▸ **PROMPT**
Extract each line of the items below that contains the string "Channels". Matching is case-sensitive.

▸ **DATASET RECORDS**

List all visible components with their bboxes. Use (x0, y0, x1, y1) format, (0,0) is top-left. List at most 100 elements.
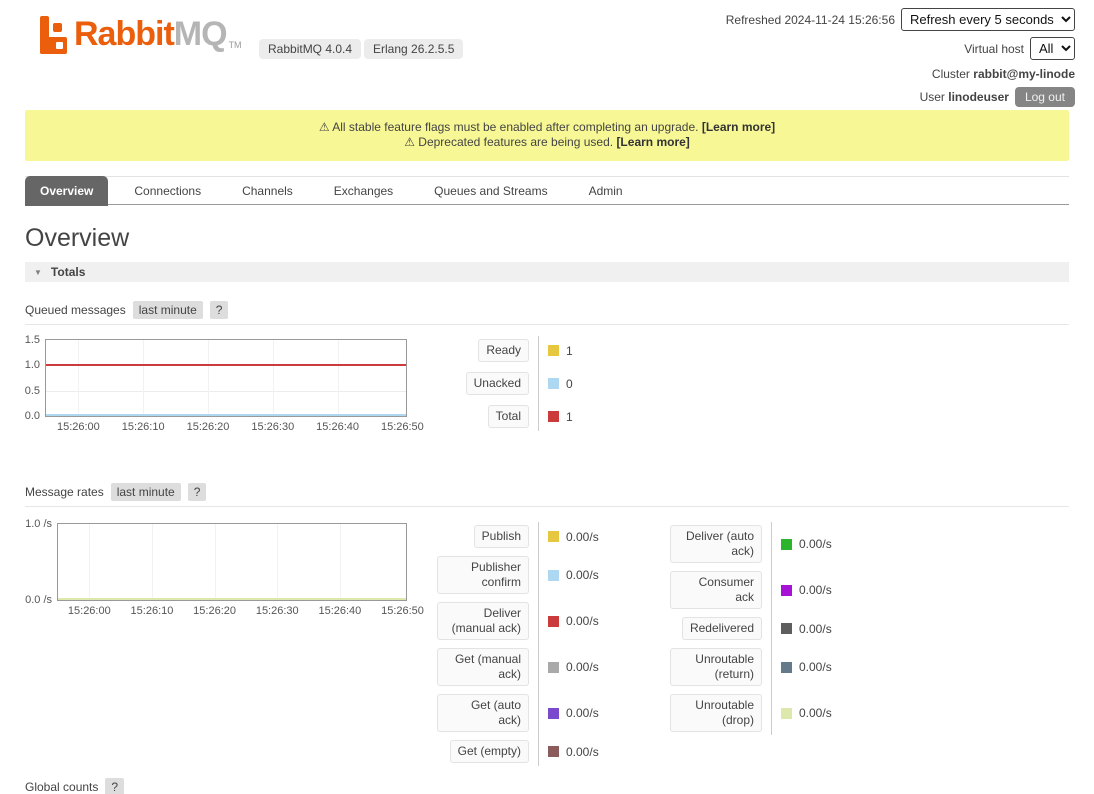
legend-label-deliver-auto-ack[interactable]: Deliver (auto ack) (670, 525, 762, 563)
legend-swatch-icon (548, 662, 559, 673)
header: Rabbit MQ TM RabbitMQ 4.0.4 Erlang 26.2.… (0, 0, 1094, 108)
legend-label-unacked[interactable]: Unacked (466, 372, 529, 395)
legend-value-text: 0.00/s (799, 537, 832, 551)
legend-divider (538, 522, 539, 766)
legend-swatch-icon (548, 345, 559, 356)
legend-value-get-manual-ack: 0.00/s (548, 660, 599, 674)
queued-messages-window-chip[interactable]: last minute (133, 301, 203, 319)
legend-value-deliver-manual-ack: 0.00/s (548, 614, 599, 628)
legend-label-consumer-ack[interactable]: Consumer ack (670, 571, 762, 609)
cluster-label: Cluster (932, 67, 970, 81)
x-axis-tick-label: 15:26:00 (57, 421, 100, 433)
main-content: Overview ▼ Totals Queued messages last m… (25, 224, 1069, 794)
message-rates-legend-left: Publish 0.00/s Publisher confirm 0.00/s Deli… (437, 525, 599, 763)
legend-swatch-icon (781, 539, 792, 550)
tab-exchanges[interactable]: Exchanges (319, 177, 408, 206)
warning-banner: ⚠ All stable feature flags must be enabl… (25, 110, 1069, 161)
x-axis-tick-label: 15:26:50 (381, 421, 424, 433)
gridline (143, 340, 144, 416)
virtual-host-select[interactable]: All (1030, 37, 1075, 60)
legend-value-consumer-ack: 0.00/s (781, 583, 832, 597)
legend-label-get-manual-ack[interactable]: Get (manual ack) (437, 648, 529, 686)
tab-bar: Overview Connections Channels Exchanges Queu… (25, 176, 1069, 205)
legend-value-ready: 1 (548, 344, 573, 358)
queued-messages-legend: Ready1Unacked0Total1 (437, 339, 573, 428)
cluster-name: rabbit@my-linode (973, 67, 1075, 81)
message-rates-window-chip[interactable]: last minute (111, 483, 181, 501)
legend-value-unroutable-return: 0.00/s (781, 660, 832, 674)
legend-swatch-icon (781, 708, 792, 719)
gridline (215, 524, 216, 600)
legend-label-redelivered[interactable]: Redelivered (682, 617, 762, 640)
gridline (338, 340, 339, 416)
legend-value-text: 1 (566, 344, 573, 358)
legend-label-unroutable-return[interactable]: Unroutable (return) (670, 648, 762, 686)
legend-label-total[interactable]: Total (488, 405, 529, 428)
y-axis-tick-label: 0.0 /s (25, 594, 52, 606)
gridline (46, 391, 406, 392)
legend-value-publisher-confirm: 0.00/s (548, 568, 599, 582)
deprecated-learn-more-link[interactable]: [Learn more] (616, 135, 689, 149)
rabbitmq-logo[interactable]: Rabbit MQ TM (40, 14, 242, 54)
legend-value-get-empty: 0.00/s (548, 745, 599, 759)
virtual-host-label: Virtual host (964, 42, 1024, 56)
message-rates-chart-block: 1.0 /s0.0 /s15:26:0015:26:1015:26:2015:2… (25, 507, 1069, 761)
tab-queues-and-streams[interactable]: Queues and Streams (419, 177, 562, 206)
global-counts-title: Global counts (25, 780, 98, 794)
logo-trademark: TM (229, 40, 242, 50)
legend-swatch-icon (548, 378, 559, 389)
queued-messages-help-icon[interactable]: ? (210, 301, 229, 319)
feature-flags-warning-text: ⚠ All stable feature flags must be enabl… (319, 120, 699, 134)
tab-connections[interactable]: Connections (119, 177, 216, 206)
legend-value-unroutable-drop: 0.00/s (781, 706, 832, 720)
legend-divider (771, 522, 772, 735)
legend-label-unroutable-drop[interactable]: Unroutable (drop) (670, 694, 762, 732)
legend-divider (538, 336, 539, 431)
user-name: linodeuser (948, 90, 1009, 104)
refreshed-timestamp: Refreshed 2024-11-24 15:26:56 (726, 13, 895, 27)
legend-value-publish: 0.00/s (548, 530, 599, 544)
legend-label-deliver-manual-ack[interactable]: Deliver (manual ack) (437, 602, 529, 640)
x-axis-tick-label: 15:26:00 (68, 605, 111, 617)
legend-swatch-icon (548, 411, 559, 422)
legend-value-text: 0 (566, 377, 573, 391)
y-axis-tick-label: 1.0 (25, 359, 40, 371)
queued-messages-header: Queued messages last minute ? (25, 301, 1069, 325)
x-axis-tick-label: 15:26:50 (381, 605, 424, 617)
logout-button[interactable]: Log out (1015, 87, 1075, 107)
gridline (152, 524, 153, 600)
message-rates-chart: 1.0 /s0.0 /s15:26:0015:26:1015:26:2015:2… (57, 523, 407, 601)
legend-label-publisher-confirm[interactable]: Publisher confirm (437, 556, 529, 594)
legend-value-text: 0.00/s (799, 706, 832, 720)
message-rates-title: Message rates (25, 485, 104, 499)
legend-swatch-icon (548, 570, 559, 581)
tab-channels[interactable]: Channels (227, 177, 308, 206)
x-axis-tick-label: 15:26:30 (256, 605, 299, 617)
message-rates-help-icon[interactable]: ? (188, 483, 207, 501)
feature-flags-learn-more-link[interactable]: [Learn more] (702, 120, 775, 134)
message-rates-header: Message rates last minute ? (25, 483, 1069, 507)
refresh-row: Refreshed 2024-11-24 15:26:56 Refresh eve… (726, 8, 1075, 31)
global-counts-header: Global counts ? (25, 778, 1069, 794)
y-axis-tick-label: 1.0 /s (25, 518, 52, 530)
gridline (89, 524, 90, 600)
message-rates-legend-right: Deliver (auto ack) 0.00/s Consumer ack 0.00… (670, 525, 832, 732)
legend-label-get-empty[interactable]: Get (empty) (450, 740, 529, 763)
logo-text-mq: MQ (174, 14, 227, 54)
global-counts-help-icon[interactable]: ? (105, 778, 124, 794)
erlang-version-badge: Erlang 26.2.5.5 (364, 39, 463, 59)
tab-overview[interactable]: Overview (25, 176, 108, 206)
legend-label-get-auto-ack[interactable]: Get (auto ack) (437, 694, 529, 732)
legend-value-text: 0.00/s (799, 622, 832, 636)
legend-value-deliver-auto-ack: 0.00/s (781, 537, 832, 551)
legend-swatch-icon (781, 662, 792, 673)
gridline (340, 524, 341, 600)
legend-value-text: 0.00/s (566, 568, 599, 582)
refresh-interval-select[interactable]: Refresh every 5 seconds (901, 8, 1075, 31)
legend-label-publish[interactable]: Publish (474, 525, 529, 548)
legend-label-ready[interactable]: Ready (478, 339, 529, 362)
legend-swatch-icon (548, 708, 559, 719)
x-axis-tick-label: 15:26:30 (251, 421, 294, 433)
tab-admin[interactable]: Admin (574, 177, 638, 206)
totals-section-toggle[interactable]: ▼ Totals (25, 262, 1069, 282)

▸ **COMPLETE RESPONSE**
tab-bar: Overview Connections Channels Exchanges Queu… (25, 176, 1069, 205)
tab-channels[interactable]: Channels (227, 177, 308, 206)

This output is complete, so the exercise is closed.